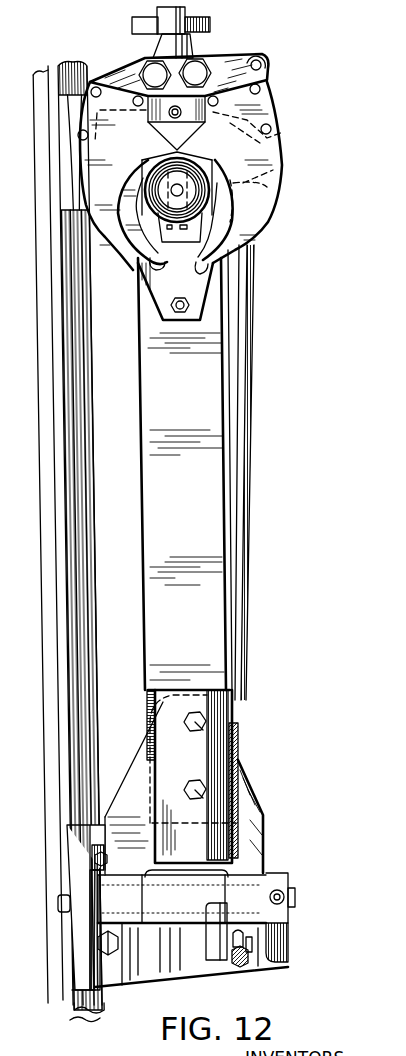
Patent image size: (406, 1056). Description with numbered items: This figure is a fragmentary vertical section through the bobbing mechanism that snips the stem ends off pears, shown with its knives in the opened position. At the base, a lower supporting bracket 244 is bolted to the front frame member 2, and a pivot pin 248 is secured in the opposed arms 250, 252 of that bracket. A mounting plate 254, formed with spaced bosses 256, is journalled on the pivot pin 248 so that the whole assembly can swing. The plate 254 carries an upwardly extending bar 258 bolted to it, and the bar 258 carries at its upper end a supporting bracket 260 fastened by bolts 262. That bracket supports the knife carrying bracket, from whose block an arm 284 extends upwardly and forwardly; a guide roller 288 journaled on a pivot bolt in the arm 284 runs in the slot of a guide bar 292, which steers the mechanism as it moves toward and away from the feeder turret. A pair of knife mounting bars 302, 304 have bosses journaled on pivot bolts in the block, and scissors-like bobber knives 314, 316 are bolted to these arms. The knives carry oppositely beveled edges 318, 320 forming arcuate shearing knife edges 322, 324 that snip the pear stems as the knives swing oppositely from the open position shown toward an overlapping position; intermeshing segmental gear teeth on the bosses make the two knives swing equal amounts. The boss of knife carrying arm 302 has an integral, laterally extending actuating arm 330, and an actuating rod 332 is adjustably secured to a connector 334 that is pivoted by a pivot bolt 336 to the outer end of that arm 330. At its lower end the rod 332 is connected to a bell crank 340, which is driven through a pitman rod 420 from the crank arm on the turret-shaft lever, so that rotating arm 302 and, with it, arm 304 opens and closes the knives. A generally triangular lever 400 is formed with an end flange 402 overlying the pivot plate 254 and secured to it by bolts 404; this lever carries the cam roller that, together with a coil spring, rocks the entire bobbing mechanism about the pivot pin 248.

The front frame member 2 is at (78, 622).
The lower supporting bracket 244 is at (200, 963).
The pivot pin 248 is at (290, 893).
The arm 250 is at (272, 932).
The arm 252 is at (80, 965).
The mounting plate 254 is at (248, 797).
The bosses 256 is at (242, 885).
The bar 258 is at (180, 487).
The supporting bracket 260 is at (205, 278).
The bolts 262 is at (205, 284).
The arm 284 is at (173, 46).
The guide roller 288 is at (160, 24).
The guide bar 292 is at (203, 22).
The knife mounting bar 302 is at (227, 73).
The knife mounting bar 304 is at (118, 73).
The bobber knife 314 is at (257, 208).
The bobber knife 316 is at (118, 258).
The beveled edge 318 is at (234, 188).
The beveled edge 320 is at (126, 188).
The shearing knife edge 322 is at (210, 173).
The shearing knife edge 324 is at (133, 175).
The actuating arm 330 is at (262, 62).
The actuating rod 332 is at (244, 533).
The connector 334 is at (56, 905).
The pivot bolt 336 is at (262, 80).
The bell crank 340 is at (180, 913).
The lever 400 is at (240, 738).
The end flange 402 is at (163, 697).
The bolts 404 is at (196, 790).
The pitman rod 420 is at (248, 963).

==========

- Stated exercise: Copy every entry above word for word, leaving out the pictures.

- Result of the exercise:
Patent image size: (406, 1056). Description with numbered items: This figure is a fragmentary vertical section through the bobbing mechanism that snips the stem ends off pears, shown with its knives in the opened position. At the base, a lower supporting bracket 244 is bolted to the front frame member 2, and a pivot pin 248 is secured in the opposed arms 250, 252 of that bracket. A mounting plate 254, formed with spaced bosses 256, is journalled on the pivot pin 248 so that the whole assembly can swing. The plate 254 carries an upwardly extending bar 258 bolted to it, and the bar 258 carries at its upper end a supporting bracket 260 fastened by bolts 262. That bracket supports the knife carrying bracket, from whose block an arm 284 extends upwardly and forwardly; a guide roller 288 journaled on a pivot bolt in the arm 284 runs in the slot of a guide bar 292, which steers the mechanism as it moves toward and away from the feeder turret. A pair of knife mounting bars 302, 304 have bosses journaled on pivot bolts in the block, and scissors-like bobber knives 314, 316 are bolted to these arms. The knives carry oppositely beveled edges 318, 320 forming arcuate shearing knife edges 322, 324 that snip the pear stems as the knives swing oppositely from the open position shown toward an overlapping position; intermeshing segmental gear teeth on the bosses make the two knives swing equal amounts. The boss of knife carrying arm 302 has an integral, laterally extending actuating arm 330, and an actuating rod 332 is adjustably secured to a connector 334 that is pivoted by a pivot bolt 336 to the outer end of that arm 330. At its lower end the rod 332 is connected to a bell crank 340, which is driven through a pitman rod 420 from the crank arm on the turret-shaft lever, so that rotating arm 302 and, with it, arm 304 opens and closes the knives. A generally triangular lever 400 is formed with an end flange 402 overlying the pivot plate 254 and secured to it by bolts 404; this lever carries the cam roller that, together with a coil spring, rocks the entire bobbing mechanism about the pivot pin 248.

The front frame member 2 is at (78, 622).
The lower supporting bracket 244 is at (200, 963).
The pivot pin 248 is at (290, 893).
The arm 250 is at (272, 932).
The arm 252 is at (80, 965).
The mounting plate 254 is at (248, 797).
The bosses 256 is at (242, 885).
The bar 258 is at (180, 487).
The supporting bracket 260 is at (205, 278).
The bolts 262 is at (205, 284).
The arm 284 is at (173, 46).
The guide roller 288 is at (160, 24).
The guide bar 292 is at (203, 22).
The knife mounting bar 302 is at (227, 73).
The knife mounting bar 304 is at (118, 73).
The bobber knife 314 is at (257, 208).
The bobber knife 316 is at (118, 258).
The beveled edge 318 is at (234, 188).
The beveled edge 320 is at (126, 188).
The shearing knife edge 322 is at (210, 173).
The shearing knife edge 324 is at (133, 175).
The actuating arm 330 is at (262, 62).
The actuating rod 332 is at (244, 533).
The connector 334 is at (56, 905).
The pivot bolt 336 is at (262, 80).
The bell crank 340 is at (180, 913).
The lever 400 is at (240, 738).
The end flange 402 is at (163, 697).
The bolts 404 is at (196, 790).
The pitman rod 420 is at (248, 963).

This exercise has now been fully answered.